▶ [Job]: Determine which lines contain the word "JSON", then copy those lines.

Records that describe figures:
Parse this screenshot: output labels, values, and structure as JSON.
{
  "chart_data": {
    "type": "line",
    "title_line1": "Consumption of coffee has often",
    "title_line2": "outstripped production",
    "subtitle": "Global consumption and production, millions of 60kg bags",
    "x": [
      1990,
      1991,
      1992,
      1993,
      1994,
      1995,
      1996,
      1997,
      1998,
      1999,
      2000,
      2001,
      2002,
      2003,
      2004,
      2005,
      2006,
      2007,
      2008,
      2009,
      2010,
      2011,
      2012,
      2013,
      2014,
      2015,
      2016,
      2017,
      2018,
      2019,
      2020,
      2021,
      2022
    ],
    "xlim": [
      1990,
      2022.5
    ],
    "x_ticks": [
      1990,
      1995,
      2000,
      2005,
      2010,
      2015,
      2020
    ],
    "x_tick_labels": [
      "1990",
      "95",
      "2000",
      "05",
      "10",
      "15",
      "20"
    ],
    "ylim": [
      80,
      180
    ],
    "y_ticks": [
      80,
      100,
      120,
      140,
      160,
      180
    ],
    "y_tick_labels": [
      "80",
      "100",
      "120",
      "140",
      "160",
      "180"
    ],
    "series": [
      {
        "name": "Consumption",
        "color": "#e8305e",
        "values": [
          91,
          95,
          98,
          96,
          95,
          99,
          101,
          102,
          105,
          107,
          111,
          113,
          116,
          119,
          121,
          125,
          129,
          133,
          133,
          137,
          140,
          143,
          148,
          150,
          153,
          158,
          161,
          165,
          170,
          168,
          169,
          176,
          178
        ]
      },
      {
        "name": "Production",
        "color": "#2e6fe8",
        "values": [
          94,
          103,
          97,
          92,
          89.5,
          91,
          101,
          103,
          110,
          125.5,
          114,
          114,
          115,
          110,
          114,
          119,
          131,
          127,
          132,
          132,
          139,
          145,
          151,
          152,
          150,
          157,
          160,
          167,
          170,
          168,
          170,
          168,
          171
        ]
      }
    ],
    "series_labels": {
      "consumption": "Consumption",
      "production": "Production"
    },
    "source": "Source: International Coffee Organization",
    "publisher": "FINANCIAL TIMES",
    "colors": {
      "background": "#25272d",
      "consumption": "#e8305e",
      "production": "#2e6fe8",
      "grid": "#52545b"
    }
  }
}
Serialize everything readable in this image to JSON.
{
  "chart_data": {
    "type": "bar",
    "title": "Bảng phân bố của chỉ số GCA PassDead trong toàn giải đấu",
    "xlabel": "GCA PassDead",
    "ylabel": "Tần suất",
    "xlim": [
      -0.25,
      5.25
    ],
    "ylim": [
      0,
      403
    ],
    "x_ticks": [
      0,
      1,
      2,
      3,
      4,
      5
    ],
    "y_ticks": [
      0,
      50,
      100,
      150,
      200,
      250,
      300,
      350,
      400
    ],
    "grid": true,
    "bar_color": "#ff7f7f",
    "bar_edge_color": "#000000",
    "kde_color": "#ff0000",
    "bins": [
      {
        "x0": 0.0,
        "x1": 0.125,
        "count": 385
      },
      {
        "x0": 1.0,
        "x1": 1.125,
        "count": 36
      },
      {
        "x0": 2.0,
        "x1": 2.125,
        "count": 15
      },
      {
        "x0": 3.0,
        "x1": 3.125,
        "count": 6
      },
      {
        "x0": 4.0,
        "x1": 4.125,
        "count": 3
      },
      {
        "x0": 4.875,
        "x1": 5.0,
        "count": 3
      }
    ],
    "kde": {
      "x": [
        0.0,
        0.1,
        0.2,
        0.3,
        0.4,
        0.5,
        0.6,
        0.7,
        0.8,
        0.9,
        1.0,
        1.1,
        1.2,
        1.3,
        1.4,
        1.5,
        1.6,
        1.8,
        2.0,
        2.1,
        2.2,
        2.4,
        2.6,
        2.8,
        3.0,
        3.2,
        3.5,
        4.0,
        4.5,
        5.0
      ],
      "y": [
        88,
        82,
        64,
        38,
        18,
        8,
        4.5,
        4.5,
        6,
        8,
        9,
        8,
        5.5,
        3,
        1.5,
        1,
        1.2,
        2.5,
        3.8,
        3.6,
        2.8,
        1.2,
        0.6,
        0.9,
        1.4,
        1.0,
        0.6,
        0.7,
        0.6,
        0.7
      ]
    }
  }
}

▶ [Task answer]:
Parse this screenshot: output labels, values, and structure as JSON.
Serialize everything readable in this image to JSON.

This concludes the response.